To do: Each entry is to be given again exactly; drop the images.

[Dataset rows for document pages]
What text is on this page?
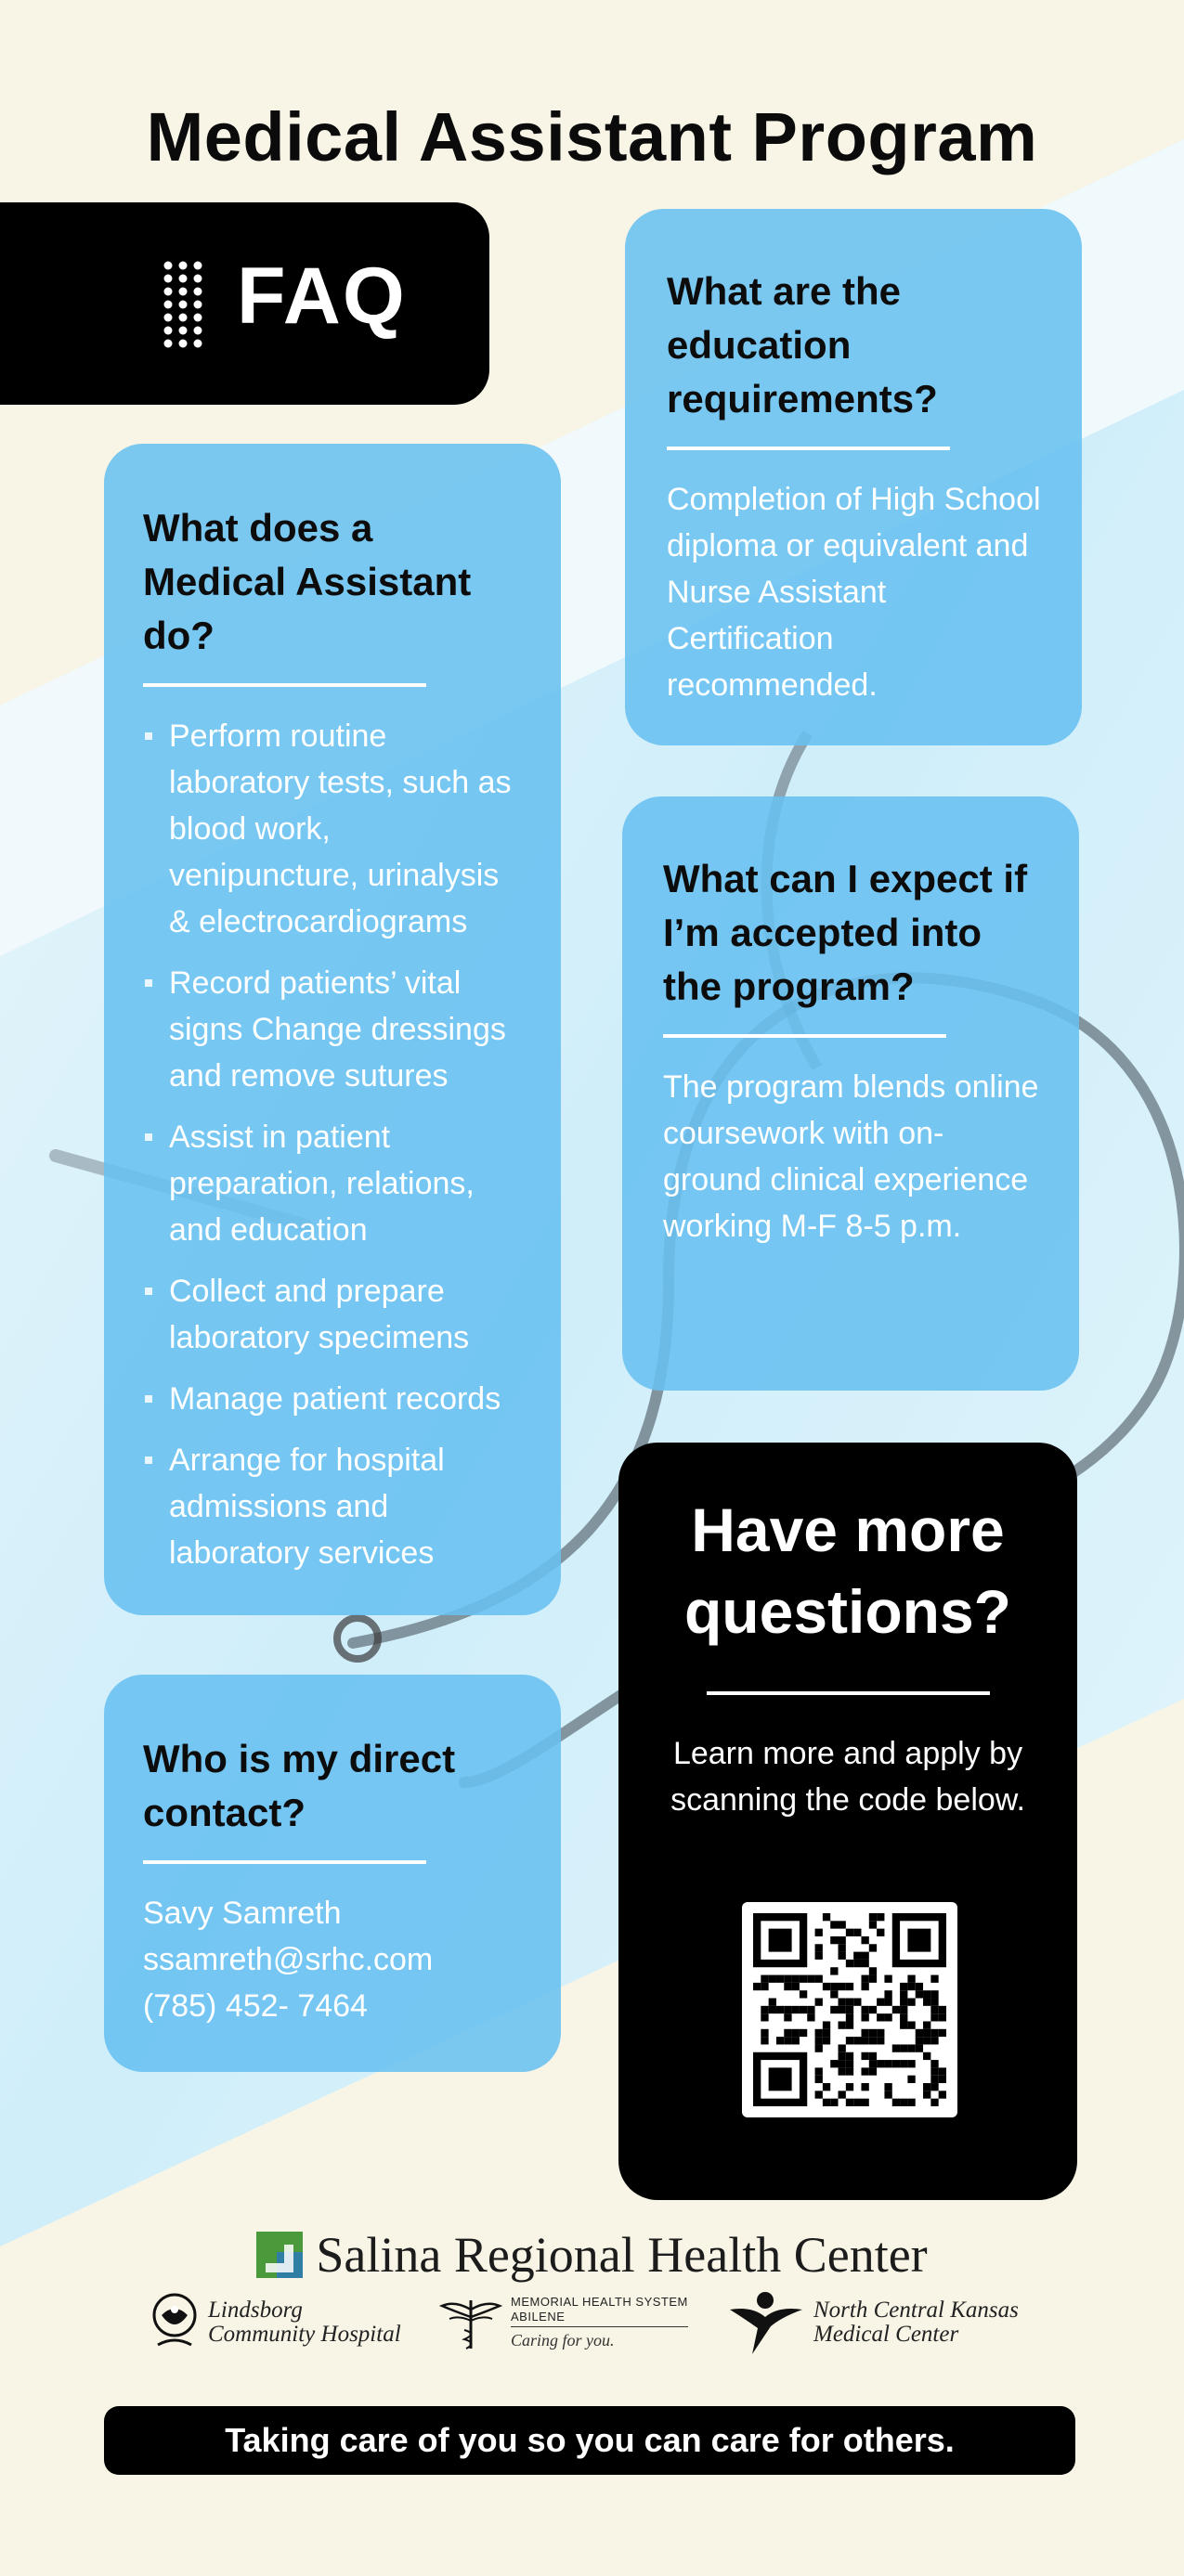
Medical Assistant Program
FAQ
What does a Medical Assistant do?
Perform routine laboratory tests, such as blood work, venipuncture, urinalysis & electrocardiograms
Record patients’ vital signs Change dressings and remove sutures
Assist in patient preparation, relations, and education
Collect and prepare laboratory specimens
Manage patient records
Arrange for hospital admissions and laboratory services
What are the education requirements?

Completion of High School diploma or equivalent and Nurse Assistant Certification recommended.

What can I expect if I’m accepted into the program?

The program blends online coursework with on-ground clinical experience working M-F 8-5 p.m.

Who is my direct contact?

Savy Samreth

ssamreth@srhc.com

(785) 452- 7464

Have more questions?

Learn more and apply by scanning the code below.

Salina Regional Health Center
Lindsborg
Community Hospital
MEMORIAL HEALTH SYSTEM
ABILENE
Caring for you.
North Central Kansas
Medical Center
Taking care of you so you can care for others.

Task solution:
What text is on this page?
Medical Assistant Program
FAQ
What does a Medical Assistant do?
Perform routine laboratory tests, such as blood work, venipuncture, urinalysis & electrocardiograms
Record patients’ vital signs Change dressings and remove sutures
Assist in patient preparation, relations, and education
Collect and prepare laboratory specimens
Manage patient records
Arrange for hospital admissions and laboratory services
What are the education requirements?

Completion of High School diploma or equivalent and Nurse Assistant Certification recommended.

What can I expect if I’m accepted into the program?

The program blends online coursework with on-ground clinical experience working M-F 8-5 p.m.

Who is my direct contact?

Savy Samreth

ssamreth@srhc.com

(785) 452- 7464

Have more questions?

Learn more and apply by scanning the code below.

Salina Regional Health Center
Lindsborg
Community Hospital
MEMORIAL HEALTH SYSTEM
ABILENE
Caring for you.
North Central Kansas
Medical Center
Taking care of you so you can care for others.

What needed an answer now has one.